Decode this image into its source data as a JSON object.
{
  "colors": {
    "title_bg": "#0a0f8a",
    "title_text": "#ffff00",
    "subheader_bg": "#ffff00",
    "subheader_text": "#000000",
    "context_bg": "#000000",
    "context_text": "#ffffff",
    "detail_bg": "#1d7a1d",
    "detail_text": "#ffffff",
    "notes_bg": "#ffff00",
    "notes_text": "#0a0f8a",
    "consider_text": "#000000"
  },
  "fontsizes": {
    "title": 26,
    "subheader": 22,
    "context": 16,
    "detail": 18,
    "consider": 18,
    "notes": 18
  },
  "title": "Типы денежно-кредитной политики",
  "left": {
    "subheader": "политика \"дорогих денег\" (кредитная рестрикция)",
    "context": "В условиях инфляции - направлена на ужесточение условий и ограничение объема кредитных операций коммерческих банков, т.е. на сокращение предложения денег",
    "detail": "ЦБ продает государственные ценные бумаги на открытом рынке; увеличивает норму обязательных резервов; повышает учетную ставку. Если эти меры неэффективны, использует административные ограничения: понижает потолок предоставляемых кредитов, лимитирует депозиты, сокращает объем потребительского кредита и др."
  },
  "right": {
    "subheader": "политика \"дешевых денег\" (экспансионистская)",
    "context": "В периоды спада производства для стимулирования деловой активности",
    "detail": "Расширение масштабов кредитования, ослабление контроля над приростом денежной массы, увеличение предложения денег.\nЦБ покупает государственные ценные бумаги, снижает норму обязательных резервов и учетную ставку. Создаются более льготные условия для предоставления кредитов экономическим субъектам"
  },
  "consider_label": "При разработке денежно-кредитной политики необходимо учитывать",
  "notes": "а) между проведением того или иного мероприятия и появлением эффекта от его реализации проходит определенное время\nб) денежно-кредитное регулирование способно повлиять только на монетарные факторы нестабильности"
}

▶ WRITTEN REQUEST: Search the listing above for the string "кредитов". Copy every line that contains it.

▶ REPLY TO THE EXERCISE:
    "detail": "ЦБ продает государственные ценные бумаги на открытом рынке; увеличивает норму обязательных резервов; повышает учетную ставку. Если эти меры неэффективны, использует административные ограничения: понижает потолок предоставляемых кредитов, лимитирует депозиты, сокращает объем потребительского кредита и др."
    "detail": "Расширение масштабов кредитования, ослабление контроля над приростом денежной массы, увеличение предложения денег.\nЦБ покупает государственные ценные бумаги, снижает норму обязательных резервов и учетную ставку. Создаются более льготные условия для предоставления кредитов экономическим субъектам"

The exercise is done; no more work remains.